▶ INSTRUCTIONS FOR THE TASK
Your task is to filter the data below down to the lines holding "tickets".

Collected data entries:
#####

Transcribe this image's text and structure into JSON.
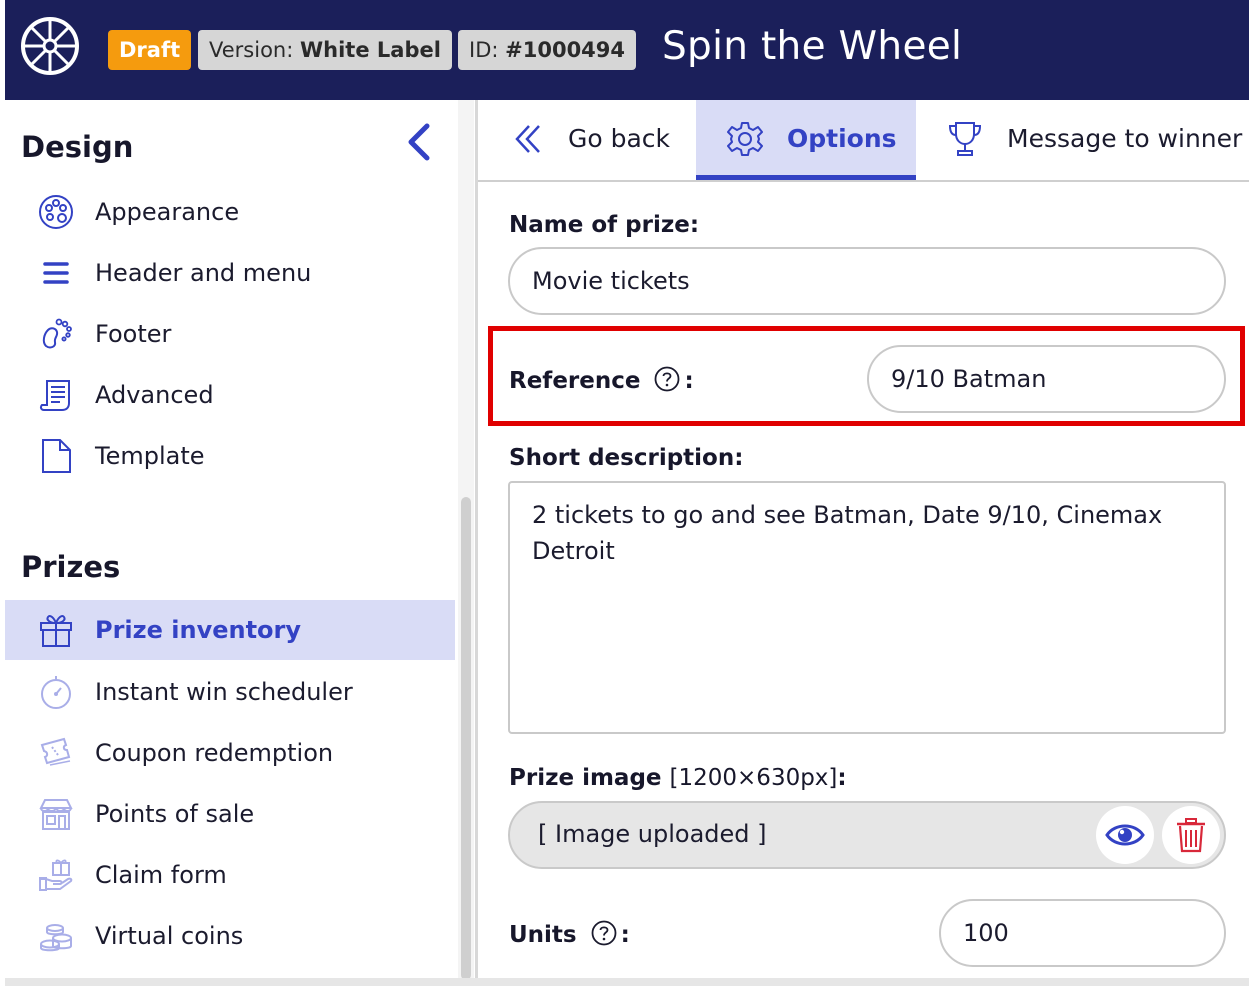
{
  "header": {
    "logo_icon": "wheel-icon",
    "badge_draft": "Draft",
    "version_label": "Version:",
    "version_value": "White Label",
    "id_label": "ID:",
    "id_value": "#1000494",
    "title": "Spin the Wheel",
    "colors": {
      "bar": "#1b1f5a",
      "draft": "#f59b0e"
    }
  },
  "sidebar": {
    "design_title": "Design",
    "design_items": [
      {
        "label": "Appearance",
        "icon": "palette-icon"
      },
      {
        "label": "Header and menu",
        "icon": "hamburger-menu-icon"
      },
      {
        "label": "Footer",
        "icon": "footprint-icon"
      },
      {
        "label": "Advanced",
        "icon": "scroll-document-icon"
      },
      {
        "label": "Template",
        "icon": "blank-page-icon"
      }
    ],
    "prizes_title": "Prizes",
    "prize_items": [
      {
        "label": "Prize inventory",
        "icon": "gift-icon",
        "active": true
      },
      {
        "label": "Instant win scheduler",
        "icon": "stopwatch-icon"
      },
      {
        "label": "Coupon redemption",
        "icon": "coupon-icon"
      },
      {
        "label": "Points of sale",
        "icon": "storefront-icon"
      },
      {
        "label": "Claim form",
        "icon": "hand-gift-icon"
      },
      {
        "label": "Virtual coins",
        "icon": "coins-icon"
      }
    ],
    "accent": "#3342c4"
  },
  "tabs": [
    {
      "label": "Go back",
      "icon": "double-chevron-left-icon"
    },
    {
      "label": "Options",
      "icon": "gear-icon",
      "active": true
    },
    {
      "label": "Message to winner",
      "icon": "trophy-icon"
    }
  ],
  "form": {
    "name_label": "Name of prize:",
    "name_value": "Movie tickets",
    "reference_label": "Reference",
    "reference_colon": ":",
    "reference_value": "9/10 Batman",
    "short_desc_label": "Short description:",
    "short_desc_value": "2 tickets to go and see Batman, Date 9/10, Cinemax Detroit",
    "image_label": "Prize image",
    "image_size": "[1200×630px]",
    "image_colon": ":",
    "image_status": "[ Image uploaded ]",
    "units_label": "Units",
    "units_colon": ":",
    "units_value": "100",
    "highlight_color": "#e00000"
  }
}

#####

▶ WRITTEN REPLY
    "name_value": "Movie tickets",
    "short_desc_value": "2 tickets to go and see Batman, Date 9/10, Cinemax Detroit",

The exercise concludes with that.